--- start MATERIAL PROVIDED ---
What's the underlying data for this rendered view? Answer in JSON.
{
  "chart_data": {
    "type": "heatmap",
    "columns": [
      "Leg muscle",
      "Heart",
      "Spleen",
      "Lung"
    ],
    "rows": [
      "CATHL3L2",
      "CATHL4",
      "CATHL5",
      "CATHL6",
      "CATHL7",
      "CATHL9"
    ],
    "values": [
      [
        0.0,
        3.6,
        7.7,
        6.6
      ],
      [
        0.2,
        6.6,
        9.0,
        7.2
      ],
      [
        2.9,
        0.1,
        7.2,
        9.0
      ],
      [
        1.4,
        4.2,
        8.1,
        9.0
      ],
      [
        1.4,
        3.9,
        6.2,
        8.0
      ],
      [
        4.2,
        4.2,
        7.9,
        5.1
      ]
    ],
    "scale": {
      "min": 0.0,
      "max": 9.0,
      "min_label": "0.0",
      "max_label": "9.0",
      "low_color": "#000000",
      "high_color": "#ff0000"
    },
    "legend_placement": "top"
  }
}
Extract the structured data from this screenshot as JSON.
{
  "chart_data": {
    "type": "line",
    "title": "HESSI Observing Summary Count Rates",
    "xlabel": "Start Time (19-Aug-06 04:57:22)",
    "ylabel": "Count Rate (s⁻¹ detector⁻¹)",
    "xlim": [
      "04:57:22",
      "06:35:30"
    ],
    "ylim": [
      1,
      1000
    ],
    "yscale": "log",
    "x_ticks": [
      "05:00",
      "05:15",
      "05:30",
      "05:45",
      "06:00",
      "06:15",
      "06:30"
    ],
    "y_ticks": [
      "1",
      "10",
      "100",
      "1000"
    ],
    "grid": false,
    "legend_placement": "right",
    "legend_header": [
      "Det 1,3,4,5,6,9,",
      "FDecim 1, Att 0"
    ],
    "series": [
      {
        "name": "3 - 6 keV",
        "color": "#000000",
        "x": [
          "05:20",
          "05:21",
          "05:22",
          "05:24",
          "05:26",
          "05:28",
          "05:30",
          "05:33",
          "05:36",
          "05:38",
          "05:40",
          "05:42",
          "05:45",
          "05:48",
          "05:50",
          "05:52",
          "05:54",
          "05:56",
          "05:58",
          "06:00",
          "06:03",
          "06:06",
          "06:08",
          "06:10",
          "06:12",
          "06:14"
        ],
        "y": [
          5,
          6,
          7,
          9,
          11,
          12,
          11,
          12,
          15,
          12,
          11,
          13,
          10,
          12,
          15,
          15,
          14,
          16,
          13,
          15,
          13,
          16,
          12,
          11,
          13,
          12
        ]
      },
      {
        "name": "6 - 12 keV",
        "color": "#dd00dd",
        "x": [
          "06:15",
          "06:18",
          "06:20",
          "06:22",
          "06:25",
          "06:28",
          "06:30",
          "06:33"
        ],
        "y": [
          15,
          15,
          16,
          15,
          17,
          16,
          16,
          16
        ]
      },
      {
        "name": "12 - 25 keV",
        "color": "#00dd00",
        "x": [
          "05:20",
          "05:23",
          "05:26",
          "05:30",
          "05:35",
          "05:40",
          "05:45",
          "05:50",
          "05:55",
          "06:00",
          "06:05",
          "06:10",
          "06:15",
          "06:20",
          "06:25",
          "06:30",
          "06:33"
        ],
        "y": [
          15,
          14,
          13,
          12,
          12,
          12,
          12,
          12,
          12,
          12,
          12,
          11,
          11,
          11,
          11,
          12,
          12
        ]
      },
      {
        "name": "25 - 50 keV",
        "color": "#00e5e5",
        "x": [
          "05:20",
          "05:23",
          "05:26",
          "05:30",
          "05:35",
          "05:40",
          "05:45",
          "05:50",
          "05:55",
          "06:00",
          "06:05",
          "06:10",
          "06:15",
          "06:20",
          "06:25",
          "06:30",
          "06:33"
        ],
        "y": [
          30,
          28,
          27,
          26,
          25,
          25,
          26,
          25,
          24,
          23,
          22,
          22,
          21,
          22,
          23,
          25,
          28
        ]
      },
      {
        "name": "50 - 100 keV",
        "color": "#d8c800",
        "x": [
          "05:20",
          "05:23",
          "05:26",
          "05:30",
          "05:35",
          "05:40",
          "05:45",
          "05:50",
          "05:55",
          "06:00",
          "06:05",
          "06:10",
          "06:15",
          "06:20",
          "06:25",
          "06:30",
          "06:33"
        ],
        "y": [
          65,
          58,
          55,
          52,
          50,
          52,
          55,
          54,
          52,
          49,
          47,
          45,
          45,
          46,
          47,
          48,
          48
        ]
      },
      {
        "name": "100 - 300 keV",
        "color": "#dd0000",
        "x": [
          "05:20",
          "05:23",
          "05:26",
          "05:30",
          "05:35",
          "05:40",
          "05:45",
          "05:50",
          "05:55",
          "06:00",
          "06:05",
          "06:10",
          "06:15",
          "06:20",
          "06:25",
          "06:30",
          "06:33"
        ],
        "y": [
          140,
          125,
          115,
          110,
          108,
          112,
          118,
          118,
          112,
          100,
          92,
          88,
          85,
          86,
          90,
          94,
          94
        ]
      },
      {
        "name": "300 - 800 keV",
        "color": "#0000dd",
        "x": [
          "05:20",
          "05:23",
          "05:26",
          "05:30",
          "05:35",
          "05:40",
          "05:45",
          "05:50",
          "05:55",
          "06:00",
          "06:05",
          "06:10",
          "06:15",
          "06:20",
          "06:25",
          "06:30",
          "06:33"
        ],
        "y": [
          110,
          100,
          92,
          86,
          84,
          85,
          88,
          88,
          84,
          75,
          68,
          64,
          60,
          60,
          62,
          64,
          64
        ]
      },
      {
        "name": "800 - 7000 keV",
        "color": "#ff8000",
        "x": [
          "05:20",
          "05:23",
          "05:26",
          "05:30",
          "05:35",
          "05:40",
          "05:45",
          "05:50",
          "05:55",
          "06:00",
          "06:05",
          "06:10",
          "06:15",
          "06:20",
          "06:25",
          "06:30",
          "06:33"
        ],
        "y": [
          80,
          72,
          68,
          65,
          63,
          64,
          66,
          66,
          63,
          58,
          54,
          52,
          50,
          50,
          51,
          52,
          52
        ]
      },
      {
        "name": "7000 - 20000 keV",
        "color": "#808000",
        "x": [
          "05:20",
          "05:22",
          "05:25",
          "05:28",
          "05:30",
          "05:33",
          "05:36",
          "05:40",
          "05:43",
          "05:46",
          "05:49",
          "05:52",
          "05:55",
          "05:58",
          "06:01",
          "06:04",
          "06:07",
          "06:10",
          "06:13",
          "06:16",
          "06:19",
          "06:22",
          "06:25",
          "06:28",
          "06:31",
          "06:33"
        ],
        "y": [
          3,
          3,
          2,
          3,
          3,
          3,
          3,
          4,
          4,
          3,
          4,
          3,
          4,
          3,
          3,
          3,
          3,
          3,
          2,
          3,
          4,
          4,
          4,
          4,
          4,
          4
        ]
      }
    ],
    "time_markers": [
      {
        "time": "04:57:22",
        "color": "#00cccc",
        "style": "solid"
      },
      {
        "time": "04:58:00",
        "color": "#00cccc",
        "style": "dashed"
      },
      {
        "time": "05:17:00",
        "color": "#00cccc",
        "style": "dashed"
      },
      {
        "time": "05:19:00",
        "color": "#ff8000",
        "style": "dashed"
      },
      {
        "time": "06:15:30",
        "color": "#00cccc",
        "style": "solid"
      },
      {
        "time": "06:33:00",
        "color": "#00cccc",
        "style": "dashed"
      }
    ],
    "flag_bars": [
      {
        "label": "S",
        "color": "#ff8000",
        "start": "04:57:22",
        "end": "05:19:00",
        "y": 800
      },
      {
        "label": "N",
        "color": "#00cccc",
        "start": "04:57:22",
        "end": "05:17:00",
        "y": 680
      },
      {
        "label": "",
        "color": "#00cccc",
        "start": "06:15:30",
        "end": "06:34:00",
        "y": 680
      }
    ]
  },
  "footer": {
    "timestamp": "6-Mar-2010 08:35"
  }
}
--- end MATERIAL PROVIDED ---
WHAT THE EXERCISE ASKS:
Each line above that holds the string "this" should be copied and shown.

EXERCISE OUTPUT:
What's the underlying data for this rendered view? Answer in JSON.
Extract the structured data from this screenshot as JSON.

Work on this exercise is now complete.